[Goal]: Work through the records below and tally every line containing "Highest". Reply with the total alone.

===== Data rows

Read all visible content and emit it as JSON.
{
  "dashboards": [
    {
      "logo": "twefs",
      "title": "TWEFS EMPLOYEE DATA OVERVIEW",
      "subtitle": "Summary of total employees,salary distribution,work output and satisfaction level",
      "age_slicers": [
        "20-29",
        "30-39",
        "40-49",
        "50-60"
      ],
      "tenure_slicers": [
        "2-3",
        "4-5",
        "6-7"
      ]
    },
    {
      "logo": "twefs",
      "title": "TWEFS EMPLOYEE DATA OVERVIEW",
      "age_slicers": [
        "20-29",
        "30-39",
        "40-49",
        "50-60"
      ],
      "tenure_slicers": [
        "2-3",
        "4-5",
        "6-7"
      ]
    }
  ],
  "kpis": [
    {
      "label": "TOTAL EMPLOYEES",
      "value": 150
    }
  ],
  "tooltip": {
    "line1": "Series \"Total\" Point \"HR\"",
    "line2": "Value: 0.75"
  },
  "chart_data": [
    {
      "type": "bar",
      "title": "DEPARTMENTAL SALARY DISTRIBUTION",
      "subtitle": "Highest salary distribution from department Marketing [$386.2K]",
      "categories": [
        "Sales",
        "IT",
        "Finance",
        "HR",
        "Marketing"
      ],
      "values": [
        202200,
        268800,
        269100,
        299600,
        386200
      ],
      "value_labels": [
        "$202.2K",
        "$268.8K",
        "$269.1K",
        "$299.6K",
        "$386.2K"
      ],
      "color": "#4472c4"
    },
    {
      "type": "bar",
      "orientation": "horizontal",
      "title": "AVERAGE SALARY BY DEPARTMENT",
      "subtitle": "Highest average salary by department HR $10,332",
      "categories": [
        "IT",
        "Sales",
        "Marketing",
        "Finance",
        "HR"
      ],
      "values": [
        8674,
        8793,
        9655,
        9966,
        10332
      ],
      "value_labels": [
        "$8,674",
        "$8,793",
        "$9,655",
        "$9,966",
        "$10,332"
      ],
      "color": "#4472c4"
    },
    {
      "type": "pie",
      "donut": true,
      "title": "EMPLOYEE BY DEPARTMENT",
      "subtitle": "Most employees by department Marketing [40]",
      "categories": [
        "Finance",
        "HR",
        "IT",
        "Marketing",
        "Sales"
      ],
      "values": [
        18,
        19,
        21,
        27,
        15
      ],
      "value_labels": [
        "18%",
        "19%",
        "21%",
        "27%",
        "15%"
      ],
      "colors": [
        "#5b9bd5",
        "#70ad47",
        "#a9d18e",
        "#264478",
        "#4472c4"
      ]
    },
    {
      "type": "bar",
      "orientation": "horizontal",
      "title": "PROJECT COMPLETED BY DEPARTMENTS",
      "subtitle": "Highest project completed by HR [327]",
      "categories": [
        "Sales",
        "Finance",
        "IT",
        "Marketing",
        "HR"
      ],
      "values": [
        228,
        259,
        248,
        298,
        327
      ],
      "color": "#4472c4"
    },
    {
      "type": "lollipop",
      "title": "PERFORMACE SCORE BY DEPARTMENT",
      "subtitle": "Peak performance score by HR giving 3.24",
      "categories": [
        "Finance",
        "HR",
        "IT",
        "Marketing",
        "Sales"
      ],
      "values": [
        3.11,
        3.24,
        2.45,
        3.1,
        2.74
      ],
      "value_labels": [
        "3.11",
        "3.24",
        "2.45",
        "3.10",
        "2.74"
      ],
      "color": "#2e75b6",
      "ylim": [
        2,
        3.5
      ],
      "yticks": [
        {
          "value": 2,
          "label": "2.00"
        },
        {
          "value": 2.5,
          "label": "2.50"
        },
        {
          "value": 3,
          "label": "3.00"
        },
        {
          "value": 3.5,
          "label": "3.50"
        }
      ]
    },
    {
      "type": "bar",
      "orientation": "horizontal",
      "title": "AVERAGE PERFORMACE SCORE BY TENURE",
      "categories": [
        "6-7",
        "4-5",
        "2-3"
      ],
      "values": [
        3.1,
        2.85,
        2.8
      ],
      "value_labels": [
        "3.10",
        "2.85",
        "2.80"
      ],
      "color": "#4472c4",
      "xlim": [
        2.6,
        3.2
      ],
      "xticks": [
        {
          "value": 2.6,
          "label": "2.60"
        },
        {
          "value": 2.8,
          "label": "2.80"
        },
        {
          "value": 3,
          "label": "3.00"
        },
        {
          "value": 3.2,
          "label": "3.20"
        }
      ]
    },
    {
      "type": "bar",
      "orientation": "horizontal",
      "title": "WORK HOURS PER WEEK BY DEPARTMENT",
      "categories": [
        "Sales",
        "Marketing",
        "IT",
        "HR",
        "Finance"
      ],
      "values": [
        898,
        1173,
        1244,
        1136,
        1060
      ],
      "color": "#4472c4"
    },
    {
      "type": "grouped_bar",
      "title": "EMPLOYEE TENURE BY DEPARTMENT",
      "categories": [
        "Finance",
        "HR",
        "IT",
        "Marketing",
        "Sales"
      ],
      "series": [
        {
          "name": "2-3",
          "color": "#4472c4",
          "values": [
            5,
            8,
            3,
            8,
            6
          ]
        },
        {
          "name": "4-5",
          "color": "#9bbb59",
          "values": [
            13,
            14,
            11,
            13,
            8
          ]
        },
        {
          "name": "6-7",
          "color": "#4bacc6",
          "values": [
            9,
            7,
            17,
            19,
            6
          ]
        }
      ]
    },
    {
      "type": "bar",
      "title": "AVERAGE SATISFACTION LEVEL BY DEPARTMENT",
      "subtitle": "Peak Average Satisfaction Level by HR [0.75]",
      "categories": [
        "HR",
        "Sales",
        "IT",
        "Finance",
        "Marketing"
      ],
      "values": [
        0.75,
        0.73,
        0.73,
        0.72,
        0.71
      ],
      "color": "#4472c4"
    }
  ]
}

==========

[Solution]: 3